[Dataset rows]
--- Begin ---

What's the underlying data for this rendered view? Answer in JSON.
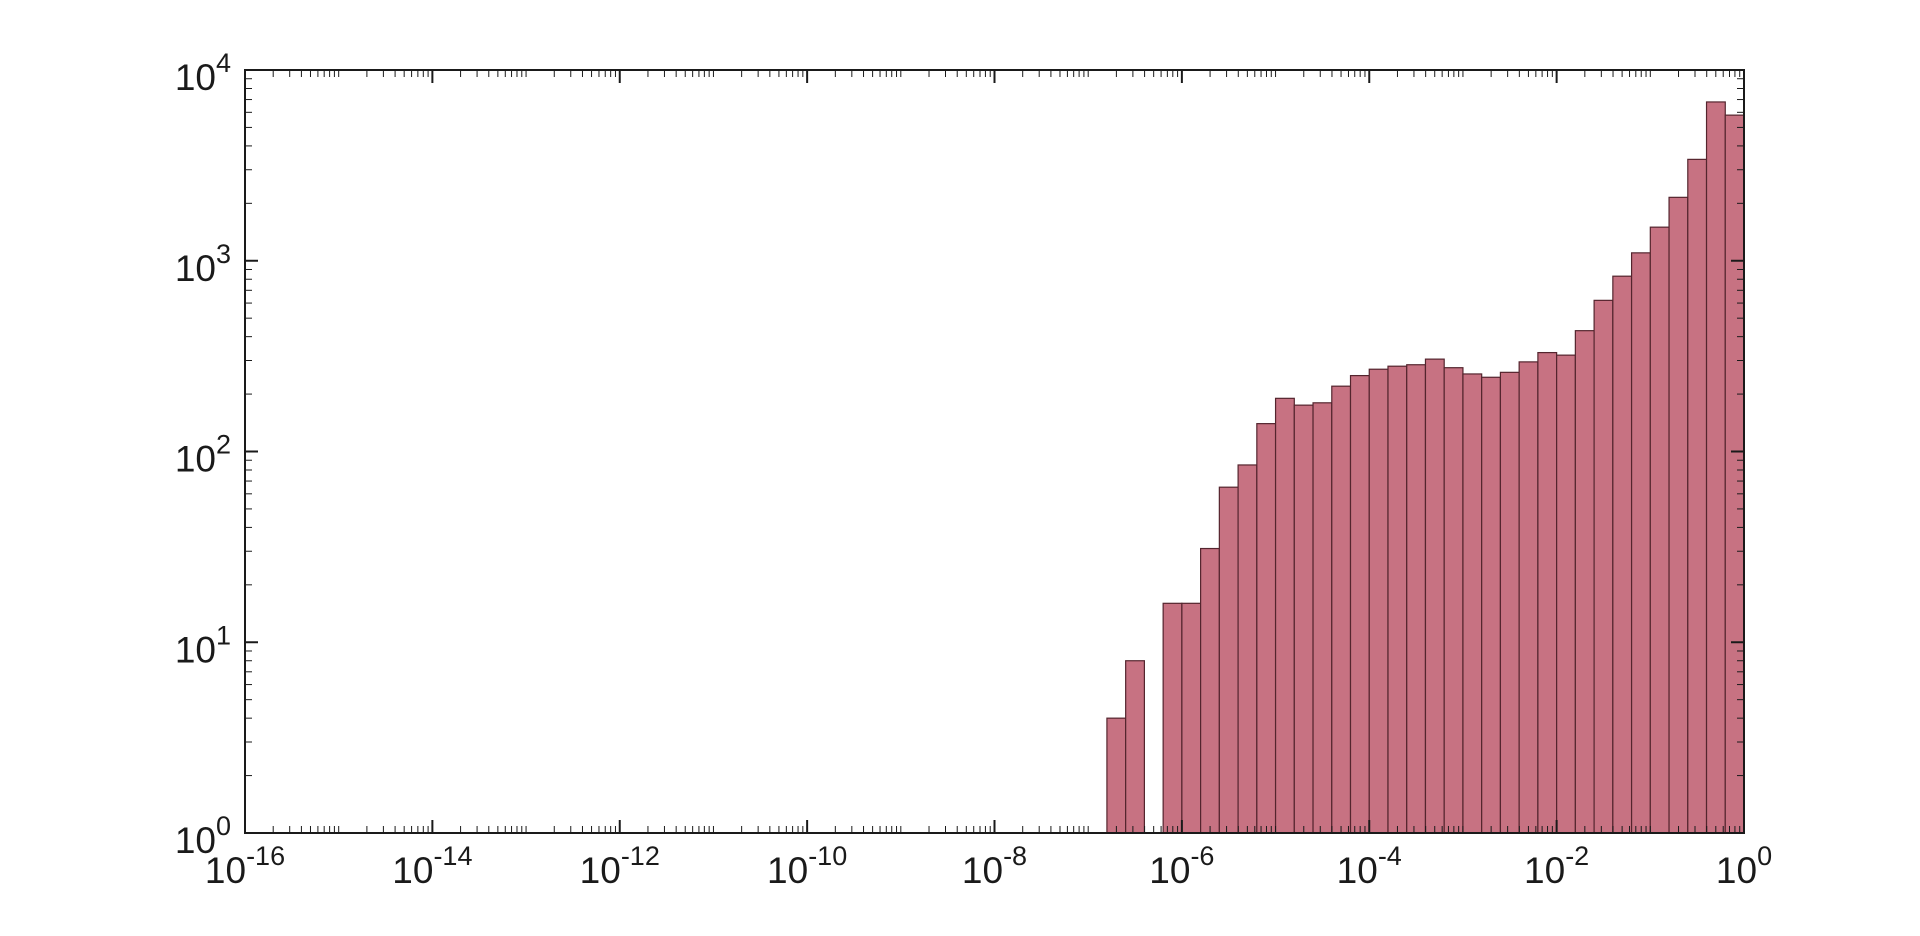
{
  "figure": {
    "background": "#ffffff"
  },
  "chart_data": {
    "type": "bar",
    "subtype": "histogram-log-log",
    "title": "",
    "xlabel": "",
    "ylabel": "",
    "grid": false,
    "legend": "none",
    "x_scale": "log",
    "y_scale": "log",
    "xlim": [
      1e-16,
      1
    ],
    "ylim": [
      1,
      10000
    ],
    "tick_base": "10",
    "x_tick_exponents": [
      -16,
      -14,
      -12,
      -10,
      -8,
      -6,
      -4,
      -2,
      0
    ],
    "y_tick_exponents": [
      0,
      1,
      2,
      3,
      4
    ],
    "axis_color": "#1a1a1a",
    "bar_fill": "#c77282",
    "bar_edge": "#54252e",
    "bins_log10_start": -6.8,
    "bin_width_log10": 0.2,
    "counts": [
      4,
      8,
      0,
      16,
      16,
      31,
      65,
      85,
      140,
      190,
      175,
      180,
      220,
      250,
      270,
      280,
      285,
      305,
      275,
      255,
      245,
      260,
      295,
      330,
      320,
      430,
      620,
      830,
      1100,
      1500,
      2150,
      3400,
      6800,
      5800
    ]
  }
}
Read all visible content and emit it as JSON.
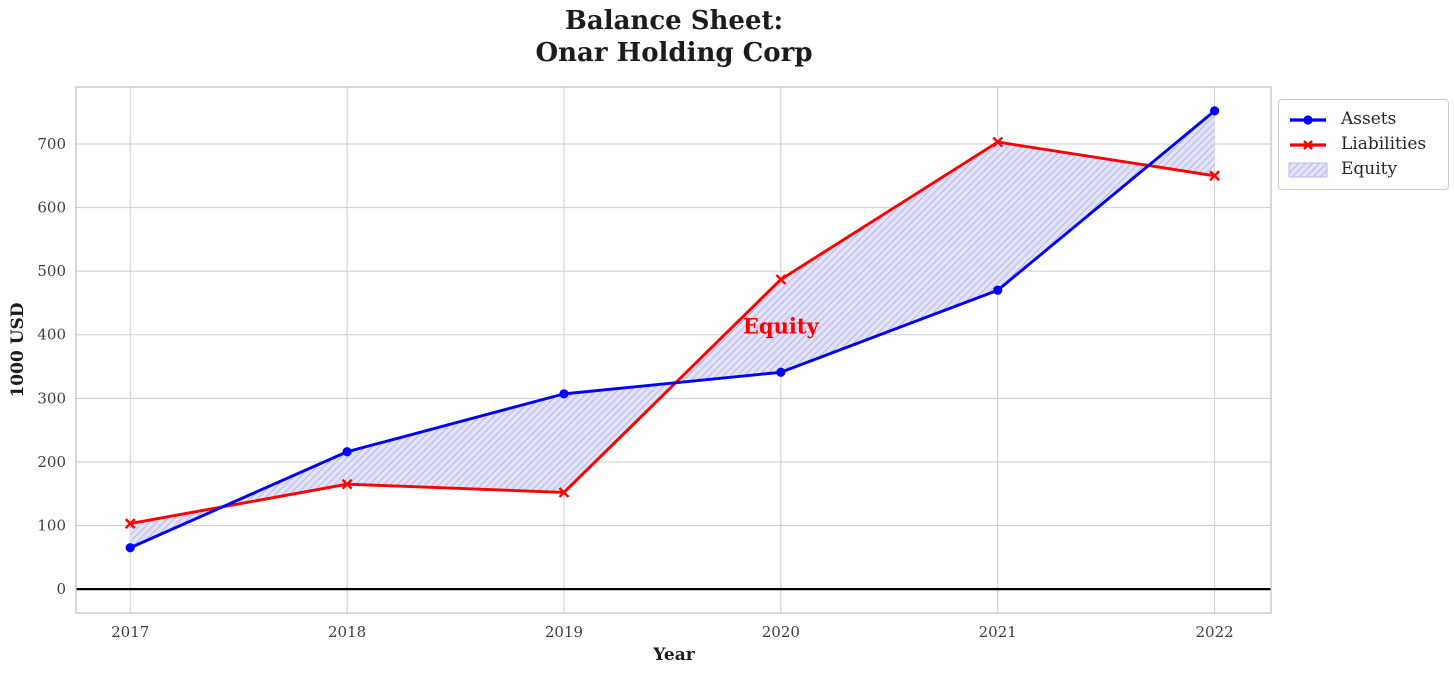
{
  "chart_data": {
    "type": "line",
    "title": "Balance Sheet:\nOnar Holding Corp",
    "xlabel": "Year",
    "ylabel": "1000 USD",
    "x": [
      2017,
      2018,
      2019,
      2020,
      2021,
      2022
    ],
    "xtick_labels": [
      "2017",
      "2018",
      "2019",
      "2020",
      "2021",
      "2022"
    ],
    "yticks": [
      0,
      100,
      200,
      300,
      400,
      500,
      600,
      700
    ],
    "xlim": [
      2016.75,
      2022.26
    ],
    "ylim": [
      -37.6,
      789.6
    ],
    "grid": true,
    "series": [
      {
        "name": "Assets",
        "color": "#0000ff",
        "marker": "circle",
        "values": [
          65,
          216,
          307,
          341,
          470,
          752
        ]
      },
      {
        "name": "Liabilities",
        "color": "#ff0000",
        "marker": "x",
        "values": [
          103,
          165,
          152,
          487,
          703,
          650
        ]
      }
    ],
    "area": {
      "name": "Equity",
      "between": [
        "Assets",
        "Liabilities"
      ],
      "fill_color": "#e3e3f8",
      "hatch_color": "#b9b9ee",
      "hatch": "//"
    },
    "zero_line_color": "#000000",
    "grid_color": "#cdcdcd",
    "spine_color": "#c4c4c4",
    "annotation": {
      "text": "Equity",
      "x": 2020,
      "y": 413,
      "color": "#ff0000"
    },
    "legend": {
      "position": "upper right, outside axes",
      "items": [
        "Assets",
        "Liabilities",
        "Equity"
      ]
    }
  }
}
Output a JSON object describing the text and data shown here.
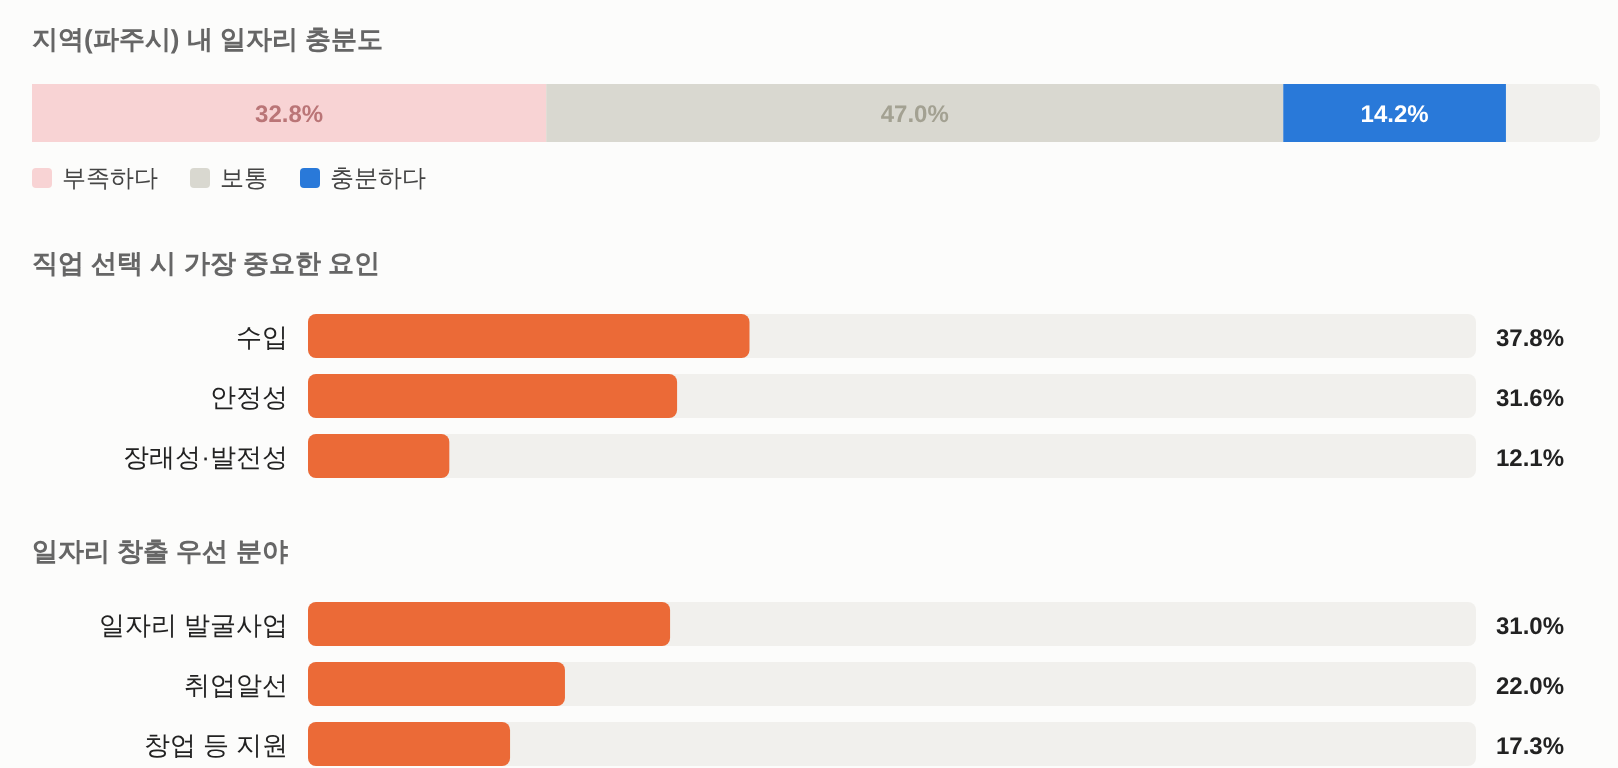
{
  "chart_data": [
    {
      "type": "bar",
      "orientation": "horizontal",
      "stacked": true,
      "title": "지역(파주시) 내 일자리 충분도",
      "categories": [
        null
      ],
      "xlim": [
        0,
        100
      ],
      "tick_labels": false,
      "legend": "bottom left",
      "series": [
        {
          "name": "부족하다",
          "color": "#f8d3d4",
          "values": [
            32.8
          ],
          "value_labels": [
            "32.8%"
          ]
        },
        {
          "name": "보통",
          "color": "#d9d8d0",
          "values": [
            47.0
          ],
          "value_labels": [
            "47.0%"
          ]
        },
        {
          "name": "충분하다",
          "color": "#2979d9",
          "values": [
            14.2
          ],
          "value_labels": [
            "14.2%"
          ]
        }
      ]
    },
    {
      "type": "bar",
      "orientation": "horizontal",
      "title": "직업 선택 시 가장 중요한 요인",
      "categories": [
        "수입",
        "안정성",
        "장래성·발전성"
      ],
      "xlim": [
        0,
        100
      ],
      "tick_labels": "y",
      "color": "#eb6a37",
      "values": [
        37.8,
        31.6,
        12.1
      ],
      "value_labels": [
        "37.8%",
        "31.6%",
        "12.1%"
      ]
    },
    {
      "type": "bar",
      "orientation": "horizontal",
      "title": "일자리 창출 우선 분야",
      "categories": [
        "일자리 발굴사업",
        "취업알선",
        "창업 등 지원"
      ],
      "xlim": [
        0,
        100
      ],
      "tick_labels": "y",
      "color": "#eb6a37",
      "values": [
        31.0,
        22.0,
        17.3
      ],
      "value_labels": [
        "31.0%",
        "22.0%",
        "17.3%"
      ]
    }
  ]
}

--- End ---

Gather all lines where the word "JSON" appears.

What's the underlying data for this rendered view? Answer in JSON.
Read all visible content and emit it as JSON.
Output a JSON object describing the text and data shown here.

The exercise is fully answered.